Reproduce all entries precisely, down to the last character.

## START Input for this task

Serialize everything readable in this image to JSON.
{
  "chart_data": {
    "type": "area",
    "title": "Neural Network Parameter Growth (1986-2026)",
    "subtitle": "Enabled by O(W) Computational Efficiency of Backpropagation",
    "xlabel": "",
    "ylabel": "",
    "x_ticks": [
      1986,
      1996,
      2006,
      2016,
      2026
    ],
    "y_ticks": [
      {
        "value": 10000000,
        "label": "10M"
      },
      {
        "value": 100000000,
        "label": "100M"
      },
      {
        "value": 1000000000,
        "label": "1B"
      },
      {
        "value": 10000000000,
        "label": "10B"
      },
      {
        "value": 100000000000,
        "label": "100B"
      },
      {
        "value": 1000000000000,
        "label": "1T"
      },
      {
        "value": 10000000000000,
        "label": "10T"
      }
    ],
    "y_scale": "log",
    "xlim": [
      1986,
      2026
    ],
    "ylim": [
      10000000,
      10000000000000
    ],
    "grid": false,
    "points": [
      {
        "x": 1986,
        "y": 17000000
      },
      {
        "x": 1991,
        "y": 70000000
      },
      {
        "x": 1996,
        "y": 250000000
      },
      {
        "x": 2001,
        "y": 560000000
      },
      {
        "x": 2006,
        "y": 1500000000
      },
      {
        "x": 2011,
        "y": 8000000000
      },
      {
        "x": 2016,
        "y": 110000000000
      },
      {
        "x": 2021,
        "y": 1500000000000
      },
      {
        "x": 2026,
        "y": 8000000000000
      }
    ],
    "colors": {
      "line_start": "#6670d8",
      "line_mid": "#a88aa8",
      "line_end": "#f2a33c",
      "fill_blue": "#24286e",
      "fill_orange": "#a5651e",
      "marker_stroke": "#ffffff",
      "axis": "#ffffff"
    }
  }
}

## END Input for this task

- The solution
Serialize everything readable in this image to JSON.
{
  "chart_data": {
    "type": "area",
    "title": "Neural Network Parameter Growth (1986-2026)",
    "subtitle": "Enabled by O(W) Computational Efficiency of Backpropagation",
    "xlabel": "",
    "ylabel": "",
    "x_ticks": [
      1986,
      1996,
      2006,
      2016,
      2026
    ],
    "y_ticks": [
      {
        "value": 10000000,
        "label": "10M"
      },
      {
        "value": 100000000,
        "label": "100M"
      },
      {
        "value": 1000000000,
        "label": "1B"
      },
      {
        "value": 10000000000,
        "label": "10B"
      },
      {
        "value": 100000000000,
        "label": "100B"
      },
      {
        "value": 1000000000000,
        "label": "1T"
      },
      {
        "value": 10000000000000,
        "label": "10T"
      }
    ],
    "y_scale": "log",
    "xlim": [
      1986,
      2026
    ],
    "ylim": [
      10000000,
      10000000000000
    ],
    "grid": false,
    "points": [
      {
        "x": 1986,
        "y": 17000000
      },
      {
        "x": 1991,
        "y": 70000000
      },
      {
        "x": 1996,
        "y": 250000000
      },
      {
        "x": 2001,
        "y": 560000000
      },
      {
        "x": 2006,
        "y": 1500000000
      },
      {
        "x": 2011,
        "y": 8000000000
      },
      {
        "x": 2016,
        "y": 110000000000
      },
      {
        "x": 2021,
        "y": 1500000000000
      },
      {
        "x": 2026,
        "y": 8000000000000
      }
    ],
    "colors": {
      "line_start": "#6670d8",
      "line_mid": "#a88aa8",
      "line_end": "#f2a33c",
      "fill_blue": "#24286e",
      "fill_orange": "#a5651e",
      "marker_stroke": "#ffffff",
      "axis": "#ffffff"
    }
  }
}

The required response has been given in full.